| REQUIRED TASK |
Your task is to copy the listing exactly. Drop any pictures from the copy.

| SOURCE MATERIAL |
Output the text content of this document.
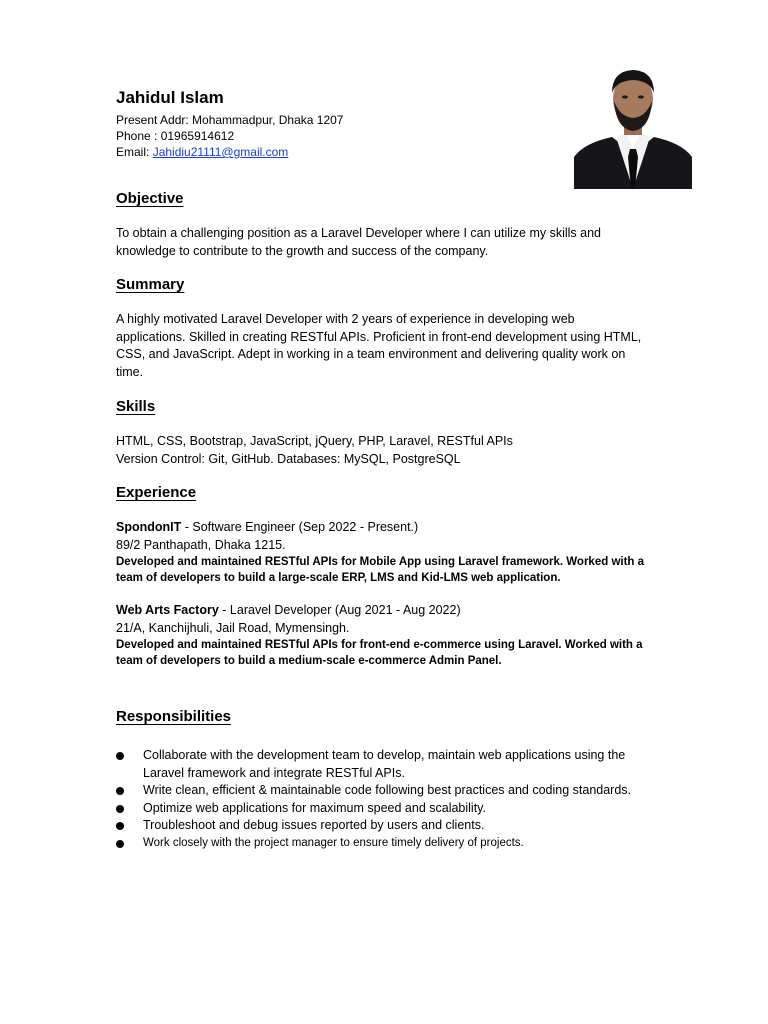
Jahidul Islam
Present Addr: Mohammadpur, Dhaka 1207
Phone : 01965914612
Email: Jahidiu21111@gmail.com
Objective

To obtain a challenging position as a Laravel Developer where I can utilize my skills and knowledge to contribute to the growth and success of the company.

Summary

A highly motivated Laravel Developer with 2 years of experience in developing web applications. Skilled in creating RESTful APIs. Proficient in front-end development using HTML, CSS, and JavaScript. Adept in working in a team environment and delivering quality work on time.

Skills

HTML, CSS, Bootstrap, JavaScript, jQuery, PHP, Laravel, RESTful APIs

Version Control: Git, GitHub. Databases: MySQL, PostgreSQL

Experience

SpondonIT - Software Engineer (Sep 2022 - Present.)

89/2 Panthapath, Dhaka 1215.

Developed and maintained RESTful APIs for Mobile App using Laravel framework. Worked with a team of developers to build a large-scale ERP, LMS and Kid-LMS web application.

Web Arts Factory - Laravel Developer (Aug 2021 - Aug 2022)

21/A, Kanchijhuli, Jail Road, Mymensingh.

Developed and maintained RESTful APIs for front-end e-commerce using Laravel. Worked with a team of developers to build a medium-scale e-commerce Admin Panel.

Responsibilities
Collaborate with the development team to develop, maintain web applications using the Laravel framework and integrate RESTful APIs.
Write clean, efficient & maintainable code following best practices and coding standards.
Optimize web applications for maximum speed and scalability.
Troubleshoot and debug issues reported by users and clients.
Work closely with the project manager to ensure timely delivery of projects.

| RESULT OF THE EXERCISE |
Output the text content of this document.
Jahidul Islam
Present Addr: Mohammadpur, Dhaka 1207
Phone : 01965914612
Email: Jahidiu21111@gmail.com
Objective

To obtain a challenging position as a Laravel Developer where I can utilize my skills and knowledge to contribute to the growth and success of the company.

Summary

A highly motivated Laravel Developer with 2 years of experience in developing web applications. Skilled in creating RESTful APIs. Proficient in front-end development using HTML, CSS, and JavaScript. Adept in working in a team environment and delivering quality work on time.

Skills

HTML, CSS, Bootstrap, JavaScript, jQuery, PHP, Laravel, RESTful APIs

Version Control: Git, GitHub. Databases: MySQL, PostgreSQL

Experience

SpondonIT - Software Engineer (Sep 2022 - Present.)

89/2 Panthapath, Dhaka 1215.

Developed and maintained RESTful APIs for Mobile App using Laravel framework. Worked with a team of developers to build a large-scale ERP, LMS and Kid-LMS web application.

Web Arts Factory - Laravel Developer (Aug 2021 - Aug 2022)

21/A, Kanchijhuli, Jail Road, Mymensingh.

Developed and maintained RESTful APIs for front-end e-commerce using Laravel. Worked with a team of developers to build a medium-scale e-commerce Admin Panel.

Responsibilities
Collaborate with the development team to develop, maintain web applications using the Laravel framework and integrate RESTful APIs.
Write clean, efficient & maintainable code following best practices and coding standards.
Optimize web applications for maximum speed and scalability.
Troubleshoot and debug issues reported by users and clients.
Work closely with the project manager to ensure timely delivery of projects.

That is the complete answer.